→ **Task details**: Locate and copy all lines bearing the word "from".
── Record excerpts
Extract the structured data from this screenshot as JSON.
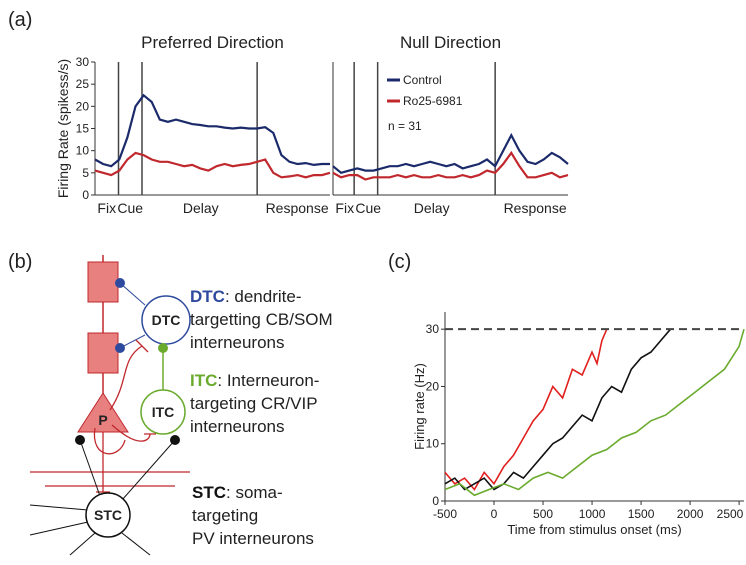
{
  "panel_labels": [
    "(a)",
    "(b)",
    "(c)"
  ],
  "chart_data": [
    {
      "type": "line",
      "title": "Preferred Direction",
      "y_label": "Firing Rate (spikess/s)",
      "phase_labels": [
        "Fix",
        "Cue",
        "Delay",
        "Response"
      ],
      "ylim": [
        0,
        30
      ],
      "yticks": [
        0,
        5,
        10,
        15,
        20,
        25,
        30
      ],
      "series": [
        {
          "name": "Control",
          "color": "#1b2a6b",
          "values": [
            8,
            7,
            6.5,
            8,
            13,
            20,
            22.5,
            21,
            17,
            16.5,
            17,
            16.5,
            16,
            15.8,
            15.5,
            15.5,
            15.2,
            15,
            15.2,
            15,
            15,
            15.3,
            14,
            9,
            7.5,
            7,
            7.2,
            6.8,
            7,
            7
          ]
        },
        {
          "name": "Ro25-6981",
          "color": "#c0282d",
          "values": [
            5.5,
            5,
            4.5,
            5.5,
            8,
            9.5,
            9,
            8,
            7.5,
            7.5,
            7,
            6.5,
            6.8,
            6,
            5.5,
            6.5,
            7,
            6.5,
            6.8,
            7,
            7.5,
            8,
            5,
            4,
            4.2,
            4.5,
            4,
            4.5,
            4.5,
            5
          ]
        }
      ]
    },
    {
      "type": "line",
      "title": "Null Direction",
      "phase_labels": [
        "Fix",
        "Cue",
        "Delay",
        "Response"
      ],
      "ylim": [
        0,
        30
      ],
      "legend": "top-left",
      "annotation": "n = 31",
      "series": [
        {
          "name": "Control",
          "color": "#1b2a6b",
          "values": [
            6.5,
            5,
            5.5,
            6,
            5.5,
            5.5,
            6,
            6.5,
            6.5,
            7,
            6.5,
            7,
            7.5,
            7,
            6.5,
            7,
            6,
            6.5,
            7,
            8,
            6.5,
            10,
            13.5,
            10,
            7.5,
            7,
            8,
            9.5,
            8.5,
            7
          ]
        },
        {
          "name": "Ro25-6981",
          "color": "#c0282d",
          "values": [
            5,
            4,
            4.5,
            4.5,
            3.5,
            4,
            4,
            4,
            4.5,
            4,
            4.5,
            4,
            4,
            4.5,
            4,
            4,
            4.5,
            4,
            4.5,
            5.5,
            5,
            7,
            9.5,
            6.5,
            4,
            4,
            4.5,
            5,
            4,
            4.5
          ]
        }
      ]
    },
    {
      "type": "xyline",
      "x_label": "Time from stimulus onset (ms)",
      "y_label": "Firing rate (Hz)",
      "xlim": [
        -500,
        2550
      ],
      "xticks": [
        -500,
        0,
        500,
        1000,
        1500,
        2000,
        2500
      ],
      "ylim": [
        0,
        33
      ],
      "yticks": [
        0,
        10,
        20,
        30
      ],
      "threshold": 30,
      "series": [
        {
          "color": "#e0201e",
          "x": [
            -500,
            -400,
            -300,
            -200,
            -100,
            0,
            100,
            200,
            300,
            400,
            500,
            600,
            700,
            800,
            900,
            1000,
            1050,
            1100,
            1150
          ],
          "values": [
            5,
            3,
            4,
            2,
            5,
            3,
            6,
            8,
            11,
            14,
            16,
            20,
            18,
            23,
            22,
            26,
            24,
            28,
            30
          ]
        },
        {
          "color": "#111111",
          "x": [
            -500,
            -400,
            -300,
            -200,
            -100,
            0,
            100,
            200,
            300,
            400,
            500,
            600,
            700,
            800,
            900,
            1000,
            1100,
            1200,
            1300,
            1400,
            1500,
            1600,
            1700,
            1800
          ],
          "values": [
            3,
            4,
            2,
            3,
            4,
            2,
            3,
            5,
            4,
            6,
            8,
            10,
            11,
            13,
            15,
            14,
            18,
            20,
            19,
            23,
            25,
            26,
            28,
            30
          ]
        },
        {
          "color": "#6aab2e",
          "x": [
            -500,
            -350,
            -200,
            -50,
            100,
            250,
            400,
            550,
            700,
            850,
            1000,
            1150,
            1300,
            1450,
            1600,
            1750,
            1900,
            2050,
            2200,
            2350,
            2500,
            2550
          ],
          "values": [
            2,
            3,
            1,
            2,
            3,
            2,
            4,
            5,
            4,
            6,
            8,
            9,
            11,
            12,
            14,
            15,
            17,
            19,
            21,
            23,
            27,
            30
          ]
        }
      ]
    }
  ],
  "diagram": {
    "nodes": [
      {
        "label": "DTC"
      },
      {
        "label": "ITC"
      },
      {
        "label": "P"
      },
      {
        "label": "STC"
      }
    ],
    "descriptions": [
      {
        "term": "DTC",
        "lines": [
          ": dendrite-",
          "targetting CB/SOM",
          "interneurons"
        ]
      },
      {
        "term": "ITC",
        "lines": [
          ": Interneuron-",
          "targeting CR/VIP",
          "interneurons"
        ]
      },
      {
        "term": "STC",
        "lines": [
          ": soma-",
          "targeting",
          "PV interneurons"
        ]
      }
    ]
  }
}
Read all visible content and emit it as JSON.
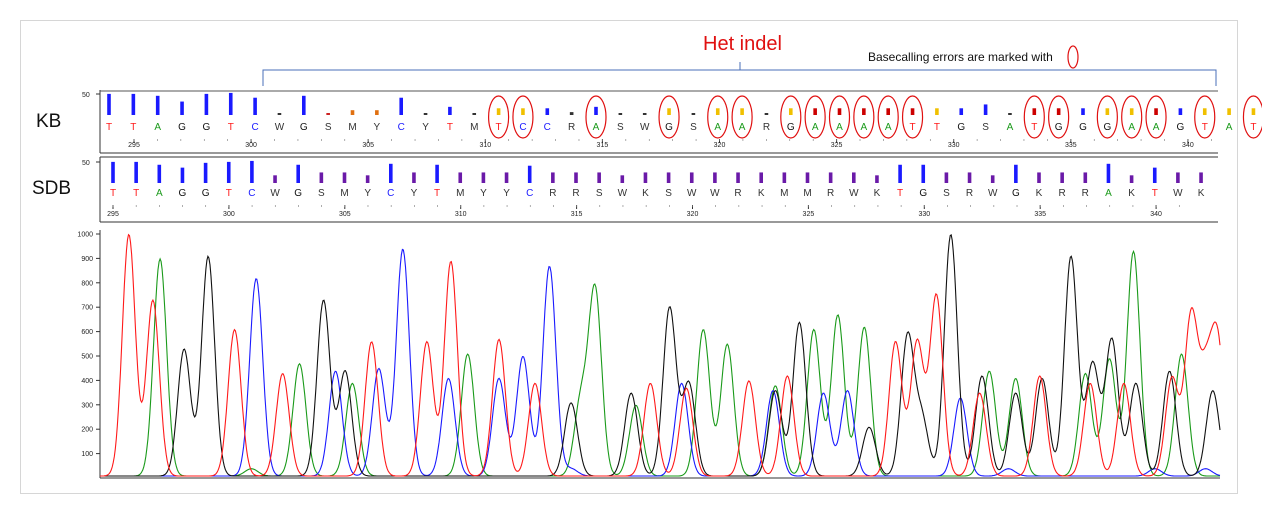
{
  "annotations": {
    "title": "Het indel",
    "note": "Basecalling errors are marked with"
  },
  "rows": [
    {
      "label": "KB",
      "qv_max_label": "50",
      "start_position": 295,
      "position_labels": [
        "295",
        "300",
        "305",
        "310",
        "315",
        "320",
        "325",
        "330",
        "335",
        "340"
      ],
      "bases": [
        "T",
        "T",
        "A",
        "G",
        "G",
        "T",
        "C",
        "W",
        "G",
        "S",
        "M",
        "Y",
        "C",
        "Y",
        "T",
        "M",
        "T",
        "C",
        "C",
        "R",
        "A",
        "S",
        "W",
        "G",
        "S",
        "A",
        "A",
        "R",
        "G",
        "A",
        "A",
        "A",
        "A",
        "T",
        "T",
        "G",
        "S",
        "A",
        "T",
        "G",
        "G",
        "G",
        "A",
        "A",
        "G",
        "T",
        "A",
        "T"
      ],
      "quality": [
        44,
        44,
        40,
        28,
        44,
        46,
        36,
        4,
        40,
        4,
        10,
        10,
        36,
        4,
        17,
        4,
        14,
        14,
        14,
        6,
        17,
        4,
        4,
        14,
        4,
        14,
        14,
        4,
        14,
        14,
        14,
        14,
        14,
        14,
        14,
        14,
        22,
        4,
        14,
        14,
        14,
        14,
        14,
        14,
        14,
        14,
        14,
        14
      ],
      "quality_colors": [
        "#1a1aff",
        "#1a1aff",
        "#1a1aff",
        "#1a1aff",
        "#1a1aff",
        "#1a1aff",
        "#1a1aff",
        "#333333",
        "#1a1aff",
        "#cc2222",
        "#e07010",
        "#e07010",
        "#1a1aff",
        "#333333",
        "#1a1aff",
        "#333333",
        "#f0c000",
        "#f0c000",
        "#1a1aff",
        "#333333",
        "#1a1aff",
        "#333333",
        "#333333",
        "#f0c000",
        "#333333",
        "#f0c000",
        "#f0c000",
        "#333333",
        "#f0c000",
        "#cc0000",
        "#cc0000",
        "#cc0000",
        "#cc0000",
        "#cc0000",
        "#f0c000",
        "#1a1aff",
        "#1a1aff",
        "#333333",
        "#cc0000",
        "#cc0000",
        "#1a1aff",
        "#f0c000",
        "#f0c000",
        "#cc0000",
        "#1a1aff",
        "#f0c000",
        "#f0c000",
        "#f0c000"
      ],
      "circled_indices": [
        16,
        17,
        20,
        23,
        25,
        26,
        28,
        29,
        30,
        31,
        32,
        33,
        38,
        39,
        41,
        42,
        43,
        45,
        47
      ]
    },
    {
      "label": "SDB",
      "qv_max_label": "50",
      "start_position": 295,
      "position_labels": [
        "295",
        "300",
        "305",
        "310",
        "315",
        "320",
        "325",
        "330",
        "335",
        "340"
      ],
      "bases": [
        "T",
        "T",
        "A",
        "G",
        "G",
        "T",
        "C",
        "W",
        "G",
        "S",
        "M",
        "Y",
        "C",
        "Y",
        "T",
        "M",
        "Y",
        "Y",
        "C",
        "R",
        "R",
        "S",
        "W",
        "K",
        "S",
        "W",
        "W",
        "R",
        "K",
        "M",
        "M",
        "R",
        "W",
        "K",
        "T",
        "G",
        "S",
        "R",
        "W",
        "G",
        "K",
        "R",
        "R",
        "A",
        "K",
        "T",
        "W",
        "K"
      ],
      "quality": [
        44,
        44,
        38,
        32,
        42,
        44,
        46,
        16,
        38,
        22,
        22,
        16,
        40,
        22,
        38,
        22,
        22,
        22,
        36,
        22,
        22,
        22,
        16,
        22,
        22,
        22,
        22,
        22,
        22,
        22,
        22,
        22,
        22,
        16,
        38,
        38,
        22,
        22,
        16,
        38,
        22,
        22,
        22,
        40,
        16,
        32,
        22,
        22
      ],
      "quality_colors": [
        "#1a1aff",
        "#1a1aff",
        "#1a1aff",
        "#1a1aff",
        "#1a1aff",
        "#1a1aff",
        "#1a1aff",
        "#6a1aa8",
        "#1a1aff",
        "#6a1aa8",
        "#6a1aa8",
        "#6a1aa8",
        "#1a1aff",
        "#6a1aa8",
        "#1a1aff",
        "#6a1aa8",
        "#6a1aa8",
        "#6a1aa8",
        "#1a1aff",
        "#6a1aa8",
        "#6a1aa8",
        "#6a1aa8",
        "#6a1aa8",
        "#6a1aa8",
        "#6a1aa8",
        "#6a1aa8",
        "#6a1aa8",
        "#6a1aa8",
        "#6a1aa8",
        "#6a1aa8",
        "#6a1aa8",
        "#6a1aa8",
        "#6a1aa8",
        "#6a1aa8",
        "#1a1aff",
        "#1a1aff",
        "#6a1aa8",
        "#6a1aa8",
        "#6a1aa8",
        "#1a1aff",
        "#6a1aa8",
        "#6a1aa8",
        "#6a1aa8",
        "#1a1aff",
        "#6a1aa8",
        "#1a1aff",
        "#6a1aa8",
        "#6a1aa8"
      ]
    }
  ],
  "base_colors": {
    "A": "#1a9a1a",
    "C": "#1a1aff",
    "G": "#111111",
    "T": "#ff1a1a",
    "other": "#333333"
  },
  "chart_data": {
    "type": "line",
    "title": "Het indel",
    "xlabel": "",
    "ylabel": "",
    "ylim": [
      0,
      1000
    ],
    "xlim": [
      295,
      341
    ],
    "yticks": [
      "100",
      "200",
      "300",
      "400",
      "500",
      "600",
      "700",
      "800",
      "900",
      "1000"
    ],
    "series": [
      {
        "color": "#1a9a1a",
        "base": "A",
        "peaks": [
          [
            297,
            890
          ],
          [
            300.8,
            30
          ],
          [
            302.8,
            460
          ],
          [
            305,
            380
          ],
          [
            309.8,
            500
          ],
          [
            314.5,
            300
          ],
          [
            315.1,
            760
          ],
          [
            316.8,
            290
          ],
          [
            319.6,
            600
          ],
          [
            320.6,
            540
          ],
          [
            322.6,
            370
          ],
          [
            324.2,
            600
          ],
          [
            325.2,
            660
          ],
          [
            326.3,
            610
          ],
          [
            331.5,
            430
          ],
          [
            332.6,
            400
          ],
          [
            335.5,
            420
          ],
          [
            336.5,
            480
          ],
          [
            337.5,
            920
          ],
          [
            339.5,
            500
          ]
        ]
      },
      {
        "color": "#1a1aff",
        "base": "C",
        "peaks": [
          [
            301,
            810
          ],
          [
            304.3,
            430
          ],
          [
            306.1,
            440
          ],
          [
            307.1,
            930
          ],
          [
            309,
            400
          ],
          [
            311.1,
            400
          ],
          [
            312.1,
            490
          ],
          [
            313.2,
            860
          ],
          [
            314.1,
            30
          ],
          [
            318.7,
            380
          ],
          [
            322.5,
            350
          ],
          [
            324.6,
            340
          ],
          [
            325.6,
            350
          ],
          [
            330.3,
            320
          ],
          [
            332.3,
            30
          ],
          [
            338.4,
            30
          ],
          [
            340.5,
            30
          ]
        ]
      },
      {
        "color": "#111111",
        "base": "G",
        "peaks": [
          [
            298,
            520
          ],
          [
            299,
            900
          ],
          [
            303.8,
            720
          ],
          [
            304.7,
            430
          ],
          [
            314.1,
            300
          ],
          [
            316.6,
            340
          ],
          [
            318.2,
            690
          ],
          [
            319,
            380
          ],
          [
            322.6,
            350
          ],
          [
            323.6,
            630
          ],
          [
            326.5,
            200
          ],
          [
            328.1,
            570
          ],
          [
            328.7,
            230
          ],
          [
            329.9,
            990
          ],
          [
            331.2,
            410
          ],
          [
            332.6,
            340
          ],
          [
            333.7,
            400
          ],
          [
            334.9,
            900
          ],
          [
            335.8,
            460
          ],
          [
            336.6,
            560
          ],
          [
            337.6,
            380
          ],
          [
            339,
            430
          ],
          [
            340.8,
            350
          ]
        ]
      },
      {
        "color": "#ff1a1a",
        "base": "T",
        "peaks": [
          [
            295.7,
            990
          ],
          [
            296.7,
            720
          ],
          [
            300.1,
            600
          ],
          [
            302.1,
            420
          ],
          [
            305.8,
            550
          ],
          [
            308.1,
            550
          ],
          [
            309.1,
            880
          ],
          [
            311.1,
            560
          ],
          [
            312.6,
            380
          ],
          [
            317.4,
            380
          ],
          [
            318.9,
            360
          ],
          [
            321.5,
            390
          ],
          [
            323.1,
            410
          ],
          [
            327.6,
            550
          ],
          [
            328.5,
            550
          ],
          [
            329.3,
            740
          ],
          [
            331.1,
            340
          ],
          [
            333.6,
            410
          ],
          [
            335.7,
            380
          ],
          [
            337.1,
            380
          ],
          [
            339.1,
            400
          ],
          [
            339.9,
            650
          ],
          [
            340.5,
            380
          ],
          [
            341,
            540
          ]
        ]
      }
    ]
  }
}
────
→ **Written answer**:
Extract the structured data from this screenshot as JSON.
      "x_label": "Time from stimulus onset (ms)",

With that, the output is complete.